• _Problem to solve_:
Set down the material once more, exactly as it appears.

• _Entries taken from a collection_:
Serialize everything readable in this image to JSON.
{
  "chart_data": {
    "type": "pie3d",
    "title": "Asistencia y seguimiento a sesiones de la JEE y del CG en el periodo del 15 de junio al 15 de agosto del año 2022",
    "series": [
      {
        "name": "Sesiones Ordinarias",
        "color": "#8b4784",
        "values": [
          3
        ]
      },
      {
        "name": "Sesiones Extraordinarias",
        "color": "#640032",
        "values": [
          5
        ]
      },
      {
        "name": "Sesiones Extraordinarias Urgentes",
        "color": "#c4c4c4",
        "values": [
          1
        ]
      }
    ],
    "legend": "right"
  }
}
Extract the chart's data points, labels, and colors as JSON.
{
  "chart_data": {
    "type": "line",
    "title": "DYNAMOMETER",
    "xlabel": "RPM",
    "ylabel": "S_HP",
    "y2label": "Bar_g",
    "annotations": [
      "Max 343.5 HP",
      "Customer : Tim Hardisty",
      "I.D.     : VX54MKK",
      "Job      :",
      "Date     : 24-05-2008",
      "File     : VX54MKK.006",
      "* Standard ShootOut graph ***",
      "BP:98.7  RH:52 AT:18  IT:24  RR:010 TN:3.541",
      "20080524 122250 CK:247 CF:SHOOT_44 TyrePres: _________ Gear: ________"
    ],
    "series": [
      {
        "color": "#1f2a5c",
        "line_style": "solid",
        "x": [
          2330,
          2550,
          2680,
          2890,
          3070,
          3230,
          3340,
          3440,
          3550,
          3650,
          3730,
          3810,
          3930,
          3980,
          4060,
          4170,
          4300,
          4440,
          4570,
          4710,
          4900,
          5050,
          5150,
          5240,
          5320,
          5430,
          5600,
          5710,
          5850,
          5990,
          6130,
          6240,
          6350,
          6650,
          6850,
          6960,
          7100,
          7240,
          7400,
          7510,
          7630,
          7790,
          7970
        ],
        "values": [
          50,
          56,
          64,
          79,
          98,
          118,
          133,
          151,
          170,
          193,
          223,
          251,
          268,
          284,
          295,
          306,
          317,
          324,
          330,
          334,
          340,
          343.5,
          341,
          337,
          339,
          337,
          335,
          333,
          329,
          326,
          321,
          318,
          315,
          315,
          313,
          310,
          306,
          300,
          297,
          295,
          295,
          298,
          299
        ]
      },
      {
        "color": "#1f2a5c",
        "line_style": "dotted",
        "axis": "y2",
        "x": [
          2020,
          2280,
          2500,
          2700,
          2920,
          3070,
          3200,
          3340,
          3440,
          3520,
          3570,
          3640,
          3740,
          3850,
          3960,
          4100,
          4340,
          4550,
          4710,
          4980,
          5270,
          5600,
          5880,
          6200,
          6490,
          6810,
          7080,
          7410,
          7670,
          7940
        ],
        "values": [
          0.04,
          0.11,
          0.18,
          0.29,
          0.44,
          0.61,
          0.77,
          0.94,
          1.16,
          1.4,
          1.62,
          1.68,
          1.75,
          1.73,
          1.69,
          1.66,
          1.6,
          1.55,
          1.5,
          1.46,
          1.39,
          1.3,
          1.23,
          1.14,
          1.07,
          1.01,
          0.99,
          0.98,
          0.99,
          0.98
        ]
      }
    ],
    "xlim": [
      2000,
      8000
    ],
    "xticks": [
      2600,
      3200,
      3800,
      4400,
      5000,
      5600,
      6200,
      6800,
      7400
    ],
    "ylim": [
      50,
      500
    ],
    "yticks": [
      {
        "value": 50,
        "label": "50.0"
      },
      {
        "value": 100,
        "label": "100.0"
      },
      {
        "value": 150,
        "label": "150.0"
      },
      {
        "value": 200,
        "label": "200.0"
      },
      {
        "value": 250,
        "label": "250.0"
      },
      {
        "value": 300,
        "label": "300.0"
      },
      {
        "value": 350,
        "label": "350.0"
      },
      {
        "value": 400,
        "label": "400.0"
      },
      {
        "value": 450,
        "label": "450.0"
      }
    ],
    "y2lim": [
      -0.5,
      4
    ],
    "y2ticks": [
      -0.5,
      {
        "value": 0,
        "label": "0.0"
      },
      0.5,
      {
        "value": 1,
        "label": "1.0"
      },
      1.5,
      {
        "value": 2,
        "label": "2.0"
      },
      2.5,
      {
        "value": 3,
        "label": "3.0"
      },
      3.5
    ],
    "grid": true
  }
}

• _Solution_:
Serialize everything readable in this image to JSON.
{
  "chart_data": {
    "type": "pie3d",
    "title": "Asistencia y seguimiento a sesiones de la JEE y del CG en el periodo del 15 de junio al 15 de agosto del año 2022",
    "series": [
      {
        "name": "Sesiones Ordinarias",
        "color": "#8b4784",
        "values": [
          3
        ]
      },
      {
        "name": "Sesiones Extraordinarias",
        "color": "#640032",
        "values": [
          5
        ]
      },
      {
        "name": "Sesiones Extraordinarias Urgentes",
        "color": "#c4c4c4",
        "values": [
          1
        ]
      }
    ],
    "legend": "right"
  }
}
Extract the chart's data points, labels, and colors as JSON.
{
  "chart_data": {
    "type": "line",
    "title": "DYNAMOMETER",
    "xlabel": "RPM",
    "ylabel": "S_HP",
    "y2label": "Bar_g",
    "annotations": [
      "Max 343.5 HP",
      "Customer : Tim Hardisty",
      "I.D.     : VX54MKK",
      "Job      :",
      "Date     : 24-05-2008",
      "File     : VX54MKK.006",
      "* Standard ShootOut graph ***",
      "BP:98.7  RH:52 AT:18  IT:24  RR:010 TN:3.541",
      "20080524 122250 CK:247 CF:SHOOT_44 TyrePres: _________ Gear: ________"
    ],
    "series": [
      {
        "color": "#1f2a5c",
        "line_style": "solid",
        "x": [
          2330,
          2550,
          2680,
          2890,
          3070,
          3230,
          3340,
          3440,
          3550,
          3650,
          3730,
          3810,
          3930,
          3980,
          4060,
          4170,
          4300,
          4440,
          4570,
          4710,
          4900,
          5050,
          5150,
          5240,
          5320,
          5430,
          5600,
          5710,
          5850,
          5990,
          6130,
          6240,
          6350,
          6650,
          6850,
          6960,
          7100,
          7240,
          7400,
          7510,
          7630,
          7790,
          7970
        ],
        "values": [
          50,
          56,
          64,
          79,
          98,
          118,
          133,
          151,
          170,
          193,
          223,
          251,
          268,
          284,
          295,
          306,
          317,
          324,
          330,
          334,
          340,
          343.5,
          341,
          337,
          339,
          337,
          335,
          333,
          329,
          326,
          321,
          318,
          315,
          315,
          313,
          310,
          306,
          300,
          297,
          295,
          295,
          298,
          299
        ]
      },
      {
        "color": "#1f2a5c",
        "line_style": "dotted",
        "axis": "y2",
        "x": [
          2020,
          2280,
          2500,
          2700,
          2920,
          3070,
          3200,
          3340,
          3440,
          3520,
          3570,
          3640,
          3740,
          3850,
          3960,
          4100,
          4340,
          4550,
          4710,
          4980,
          5270,
          5600,
          5880,
          6200,
          6490,
          6810,
          7080,
          7410,
          7670,
          7940
        ],
        "values": [
          0.04,
          0.11,
          0.18,
          0.29,
          0.44,
          0.61,
          0.77,
          0.94,
          1.16,
          1.4,
          1.62,
          1.68,
          1.75,
          1.73,
          1.69,
          1.66,
          1.6,
          1.55,
          1.5,
          1.46,
          1.39,
          1.3,
          1.23,
          1.14,
          1.07,
          1.01,
          0.99,
          0.98,
          0.99,
          0.98
        ]
      }
    ],
    "xlim": [
      2000,
      8000
    ],
    "xticks": [
      2600,
      3200,
      3800,
      4400,
      5000,
      5600,
      6200,
      6800,
      7400
    ],
    "ylim": [
      50,
      500
    ],
    "yticks": [
      {
        "value": 50,
        "label": "50.0"
      },
      {
        "value": 100,
        "label": "100.0"
      },
      {
        "value": 150,
        "label": "150.0"
      },
      {
        "value": 200,
        "label": "200.0"
      },
      {
        "value": 250,
        "label": "250.0"
      },
      {
        "value": 300,
        "label": "300.0"
      },
      {
        "value": 350,
        "label": "350.0"
      },
      {
        "value": 400,
        "label": "400.0"
      },
      {
        "value": 450,
        "label": "450.0"
      }
    ],
    "y2lim": [
      -0.5,
      4
    ],
    "y2ticks": [
      -0.5,
      {
        "value": 0,
        "label": "0.0"
      },
      0.5,
      {
        "value": 1,
        "label": "1.0"
      },
      1.5,
      {
        "value": 2,
        "label": "2.0"
      },
      2.5,
      {
        "value": 3,
        "label": "3.0"
      },
      3.5
    ],
    "grid": true
  }
}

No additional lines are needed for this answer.